## [WORK TO DO]
Would you extract the whole listing below and retype it exactly?

## [Data items]

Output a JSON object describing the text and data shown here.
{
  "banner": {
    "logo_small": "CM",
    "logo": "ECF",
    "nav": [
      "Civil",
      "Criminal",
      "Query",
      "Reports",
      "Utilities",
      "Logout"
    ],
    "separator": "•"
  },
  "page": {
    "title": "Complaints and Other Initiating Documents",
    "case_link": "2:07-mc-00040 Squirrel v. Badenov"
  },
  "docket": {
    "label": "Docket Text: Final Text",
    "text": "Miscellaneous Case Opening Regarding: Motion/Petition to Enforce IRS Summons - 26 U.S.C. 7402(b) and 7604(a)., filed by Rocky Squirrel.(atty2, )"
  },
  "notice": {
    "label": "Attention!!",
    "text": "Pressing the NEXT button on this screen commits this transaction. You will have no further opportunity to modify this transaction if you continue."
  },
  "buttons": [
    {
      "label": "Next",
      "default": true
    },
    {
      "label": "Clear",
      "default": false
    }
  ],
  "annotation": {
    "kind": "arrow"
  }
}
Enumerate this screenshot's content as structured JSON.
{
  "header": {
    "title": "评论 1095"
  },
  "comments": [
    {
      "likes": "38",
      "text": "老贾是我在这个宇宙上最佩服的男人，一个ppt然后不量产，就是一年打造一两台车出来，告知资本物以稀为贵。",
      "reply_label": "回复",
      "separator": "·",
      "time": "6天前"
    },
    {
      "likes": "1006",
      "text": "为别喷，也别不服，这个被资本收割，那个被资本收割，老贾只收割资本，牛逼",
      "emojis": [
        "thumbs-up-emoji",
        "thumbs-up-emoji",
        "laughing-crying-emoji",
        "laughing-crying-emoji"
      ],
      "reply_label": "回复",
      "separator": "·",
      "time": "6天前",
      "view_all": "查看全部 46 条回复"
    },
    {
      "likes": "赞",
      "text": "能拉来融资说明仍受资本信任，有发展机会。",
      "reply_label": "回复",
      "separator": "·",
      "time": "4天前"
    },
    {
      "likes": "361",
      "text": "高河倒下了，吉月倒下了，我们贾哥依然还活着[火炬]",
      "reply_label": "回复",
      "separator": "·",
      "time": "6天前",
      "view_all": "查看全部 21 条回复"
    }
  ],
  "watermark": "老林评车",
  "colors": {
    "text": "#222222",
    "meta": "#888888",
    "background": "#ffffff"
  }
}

## [FINAL ANSWER]
Output a JSON object describing the text and data shown here.
{
  "banner": {
    "logo_small": "CM",
    "logo": "ECF",
    "nav": [
      "Civil",
      "Criminal",
      "Query",
      "Reports",
      "Utilities",
      "Logout"
    ],
    "separator": "•"
  },
  "page": {
    "title": "Complaints and Other Initiating Documents",
    "case_link": "2:07-mc-00040 Squirrel v. Badenov"
  },
  "docket": {
    "label": "Docket Text: Final Text",
    "text": "Miscellaneous Case Opening Regarding: Motion/Petition to Enforce IRS Summons - 26 U.S.C. 7402(b) and 7604(a)., filed by Rocky Squirrel.(atty2, )"
  },
  "notice": {
    "label": "Attention!!",
    "text": "Pressing the NEXT button on this screen commits this transaction. You will have no further opportunity to modify this transaction if you continue."
  },
  "buttons": [
    {
      "label": "Next",
      "default": true
    },
    {
      "label": "Clear",
      "default": false
    }
  ],
  "annotation": {
    "kind": "arrow"
  }
}
Enumerate this screenshot's content as structured JSON.
{
  "header": {
    "title": "评论 1095"
  },
  "comments": [
    {
      "likes": "38",
      "text": "老贾是我在这个宇宙上最佩服的男人，一个ppt然后不量产，就是一年打造一两台车出来，告知资本物以稀为贵。",
      "reply_label": "回复",
      "separator": "·",
      "time": "6天前"
    },
    {
      "likes": "1006",
      "text": "为别喷，也别不服，这个被资本收割，那个被资本收割，老贾只收割资本，牛逼",
      "emojis": [
        "thumbs-up-emoji",
        "thumbs-up-emoji",
        "laughing-crying-emoji",
        "laughing-crying-emoji"
      ],
      "reply_label": "回复",
      "separator": "·",
      "time": "6天前",
      "view_all": "查看全部 46 条回复"
    },
    {
      "likes": "赞",
      "text": "能拉来融资说明仍受资本信任，有发展机会。",
      "reply_label": "回复",
      "separator": "·",
      "time": "4天前"
    },
    {
      "likes": "361",
      "text": "高河倒下了，吉月倒下了，我们贾哥依然还活着[火炬]",
      "reply_label": "回复",
      "separator": "·",
      "time": "6天前",
      "view_all": "查看全部 21 条回复"
    }
  ],
  "watermark": "老林评车",
  "colors": {
    "text": "#222222",
    "meta": "#888888",
    "background": "#ffffff"
  }
}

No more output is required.